-- Start Given data --

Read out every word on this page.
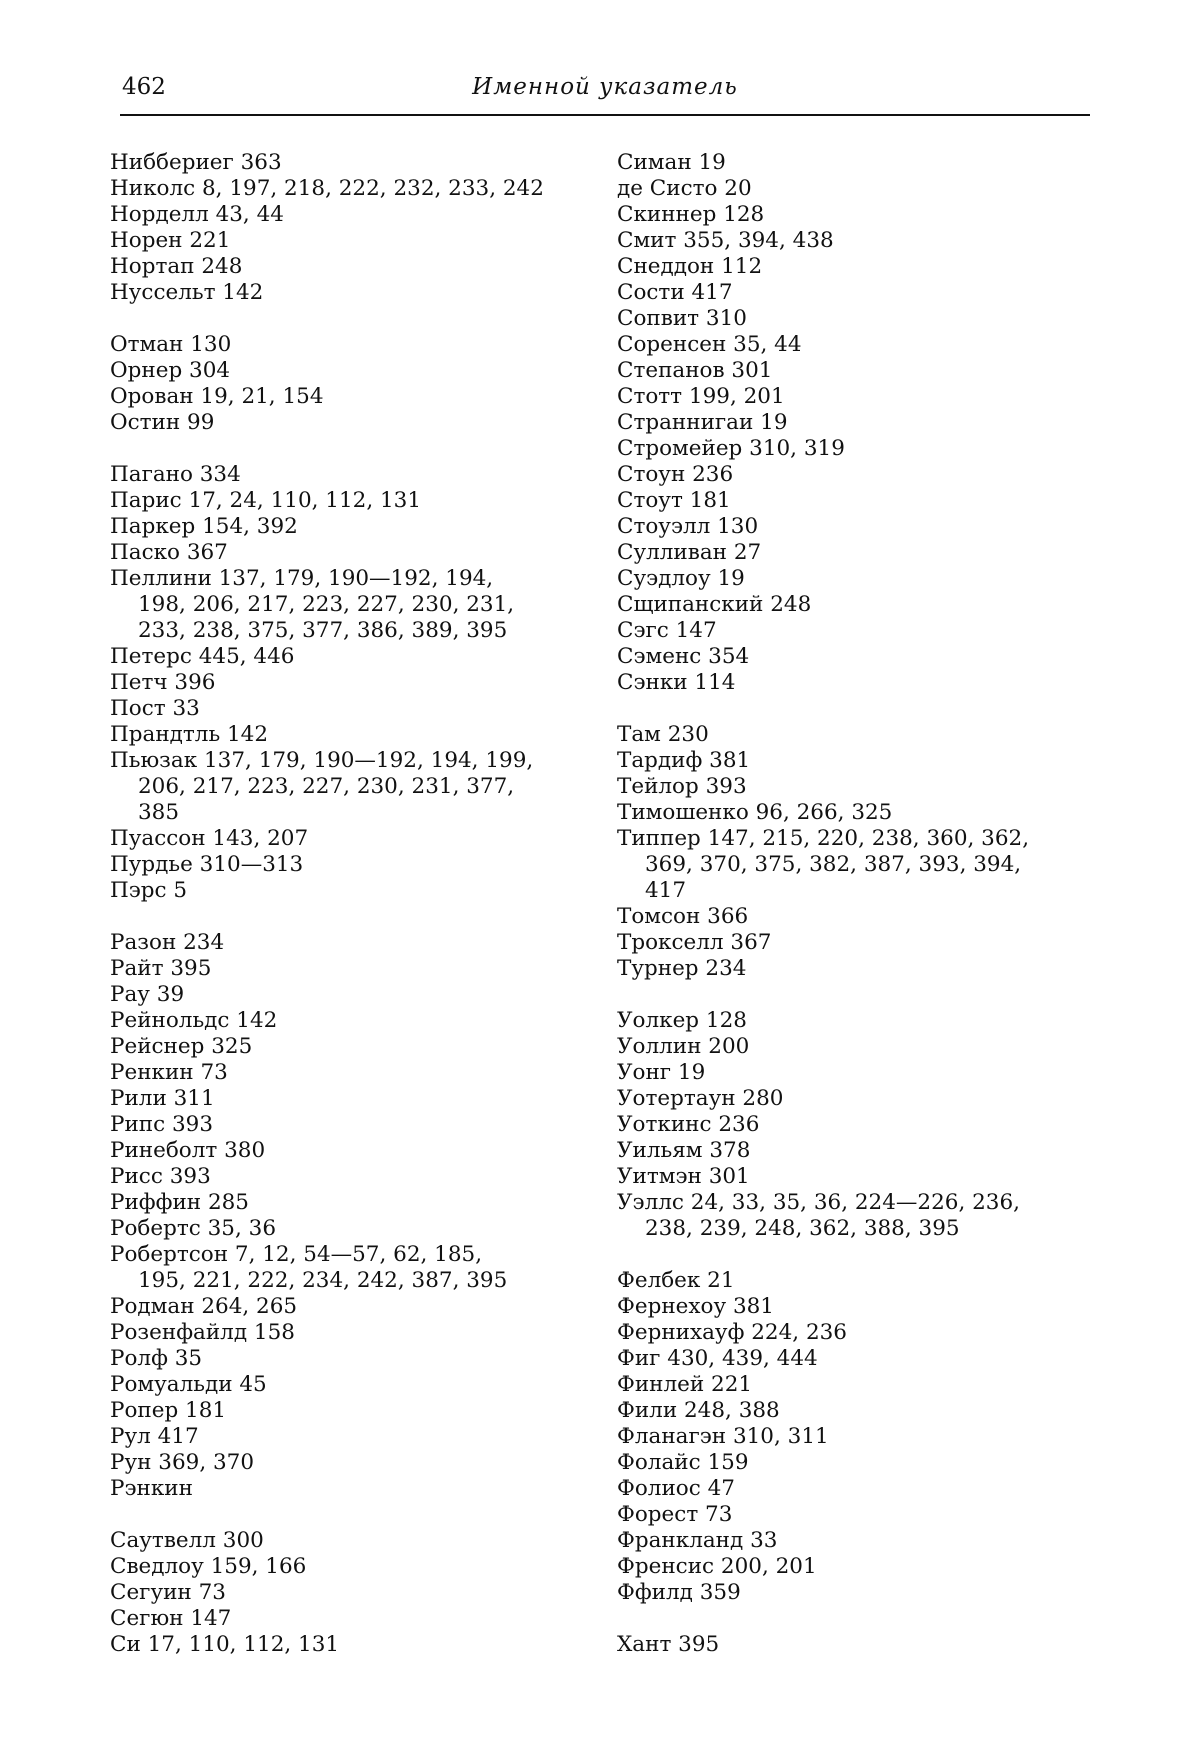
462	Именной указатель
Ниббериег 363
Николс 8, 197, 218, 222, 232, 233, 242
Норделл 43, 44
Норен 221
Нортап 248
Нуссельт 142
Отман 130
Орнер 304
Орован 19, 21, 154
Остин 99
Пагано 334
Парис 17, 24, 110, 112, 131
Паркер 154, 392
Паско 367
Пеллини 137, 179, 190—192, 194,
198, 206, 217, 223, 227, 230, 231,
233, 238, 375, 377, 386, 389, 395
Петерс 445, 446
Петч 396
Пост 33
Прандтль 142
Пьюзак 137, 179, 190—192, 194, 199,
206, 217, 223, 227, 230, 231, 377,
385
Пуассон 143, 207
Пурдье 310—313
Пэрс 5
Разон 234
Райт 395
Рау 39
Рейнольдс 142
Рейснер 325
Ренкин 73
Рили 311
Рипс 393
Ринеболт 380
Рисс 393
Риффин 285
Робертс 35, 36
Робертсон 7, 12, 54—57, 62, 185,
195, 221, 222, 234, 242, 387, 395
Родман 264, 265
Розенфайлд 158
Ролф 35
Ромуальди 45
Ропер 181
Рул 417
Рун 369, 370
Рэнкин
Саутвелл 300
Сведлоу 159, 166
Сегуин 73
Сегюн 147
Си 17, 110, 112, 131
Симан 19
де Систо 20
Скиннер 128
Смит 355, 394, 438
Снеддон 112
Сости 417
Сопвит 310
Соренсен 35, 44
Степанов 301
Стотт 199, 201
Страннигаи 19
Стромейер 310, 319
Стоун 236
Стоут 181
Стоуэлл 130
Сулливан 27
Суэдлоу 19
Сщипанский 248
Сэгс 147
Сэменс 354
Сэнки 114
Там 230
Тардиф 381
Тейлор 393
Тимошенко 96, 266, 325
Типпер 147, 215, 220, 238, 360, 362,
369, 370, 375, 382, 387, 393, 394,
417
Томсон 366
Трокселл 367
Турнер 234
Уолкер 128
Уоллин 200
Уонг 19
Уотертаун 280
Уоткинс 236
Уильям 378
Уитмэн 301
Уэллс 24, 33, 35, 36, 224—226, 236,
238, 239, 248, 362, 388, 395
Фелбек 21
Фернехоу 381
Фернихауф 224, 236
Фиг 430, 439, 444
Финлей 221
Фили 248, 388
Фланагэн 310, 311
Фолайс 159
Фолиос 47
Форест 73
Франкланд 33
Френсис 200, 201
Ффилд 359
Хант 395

-- End Given data --

◆ **Your objective**:
Output every entry word for word, but omit the pictures.

◆ **Exercise solution**:
Read out every word on this page.
462	Именной указатель
Ниббериег 363
Николс 8, 197, 218, 222, 232, 233, 242
Норделл 43, 44
Норен 221
Нортап 248
Нуссельт 142
Отман 130
Орнер 304
Орован 19, 21, 154
Остин 99
Пагано 334
Парис 17, 24, 110, 112, 131
Паркер 154, 392
Паско 367
Пеллини 137, 179, 190—192, 194,
198, 206, 217, 223, 227, 230, 231,
233, 238, 375, 377, 386, 389, 395
Петерс 445, 446
Петч 396
Пост 33
Прандтль 142
Пьюзак 137, 179, 190—192, 194, 199,
206, 217, 223, 227, 230, 231, 377,
385
Пуассон 143, 207
Пурдье 310—313
Пэрс 5
Разон 234
Райт 395
Рау 39
Рейнольдс 142
Рейснер 325
Ренкин 73
Рили 311
Рипс 393
Ринеболт 380
Рисс 393
Риффин 285
Робертс 35, 36
Робертсон 7, 12, 54—57, 62, 185,
195, 221, 222, 234, 242, 387, 395
Родман 264, 265
Розенфайлд 158
Ролф 35
Ромуальди 45
Ропер 181
Рул 417
Рун 369, 370
Рэнкин
Саутвелл 300
Сведлоу 159, 166
Сегуин 73
Сегюн 147
Си 17, 110, 112, 131
Симан 19
де Систо 20
Скиннер 128
Смит 355, 394, 438
Снеддон 112
Сости 417
Сопвит 310
Соренсен 35, 44
Степанов 301
Стотт 199, 201
Страннигаи 19
Стромейер 310, 319
Стоун 236
Стоут 181
Стоуэлл 130
Сулливан 27
Суэдлоу 19
Сщипанский 248
Сэгс 147
Сэменс 354
Сэнки 114
Там 230
Тардиф 381
Тейлор 393
Тимошенко 96, 266, 325
Типпер 147, 215, 220, 238, 360, 362,
369, 370, 375, 382, 387, 393, 394,
417
Томсон 366
Трокселл 367
Турнер 234
Уолкер 128
Уоллин 200
Уонг 19
Уотертаун 280
Уоткинс 236
Уильям 378
Уитмэн 301
Уэллс 24, 33, 35, 36, 224—226, 236,
238, 239, 248, 362, 388, 395
Фелбек 21
Фернехоу 381
Фернихауф 224, 236
Фиг 430, 439, 444
Финлей 221
Фили 248, 388
Фланагэн 310, 311
Фолайс 159
Фолиос 47
Форест 73
Франкланд 33
Френсис 200, 201
Ффилд 359
Хант 395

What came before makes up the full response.